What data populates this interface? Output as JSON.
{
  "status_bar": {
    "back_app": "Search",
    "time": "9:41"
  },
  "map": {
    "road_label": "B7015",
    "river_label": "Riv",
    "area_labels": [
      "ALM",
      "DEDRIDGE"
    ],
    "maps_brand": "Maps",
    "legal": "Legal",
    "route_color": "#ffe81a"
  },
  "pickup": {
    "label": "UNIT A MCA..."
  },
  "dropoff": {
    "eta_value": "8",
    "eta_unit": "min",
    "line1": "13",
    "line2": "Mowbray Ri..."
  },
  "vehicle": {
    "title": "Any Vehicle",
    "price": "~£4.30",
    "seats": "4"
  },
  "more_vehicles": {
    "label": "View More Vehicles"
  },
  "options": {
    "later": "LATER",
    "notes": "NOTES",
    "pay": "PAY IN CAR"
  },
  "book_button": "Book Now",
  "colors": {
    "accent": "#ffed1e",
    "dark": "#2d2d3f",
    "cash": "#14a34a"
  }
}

· · · ·

= What is required =
Extract the full listing above without alteration.

= Output of the exercise =
What data populates this interface? Output as JSON.
{
  "status_bar": {
    "back_app": "Search",
    "time": "9:41"
  },
  "map": {
    "road_label": "B7015",
    "river_label": "Riv",
    "area_labels": [
      "ALM",
      "DEDRIDGE"
    ],
    "maps_brand": "Maps",
    "legal": "Legal",
    "route_color": "#ffe81a"
  },
  "pickup": {
    "label": "UNIT A MCA..."
  },
  "dropoff": {
    "eta_value": "8",
    "eta_unit": "min",
    "line1": "13",
    "line2": "Mowbray Ri..."
  },
  "vehicle": {
    "title": "Any Vehicle",
    "price": "~£4.30",
    "seats": "4"
  },
  "more_vehicles": {
    "label": "View More Vehicles"
  },
  "options": {
    "later": "LATER",
    "notes": "NOTES",
    "pay": "PAY IN CAR"
  },
  "book_button": "Book Now",
  "colors": {
    "accent": "#ffed1e",
    "dark": "#2d2d3f",
    "cash": "#14a34a"
  }
}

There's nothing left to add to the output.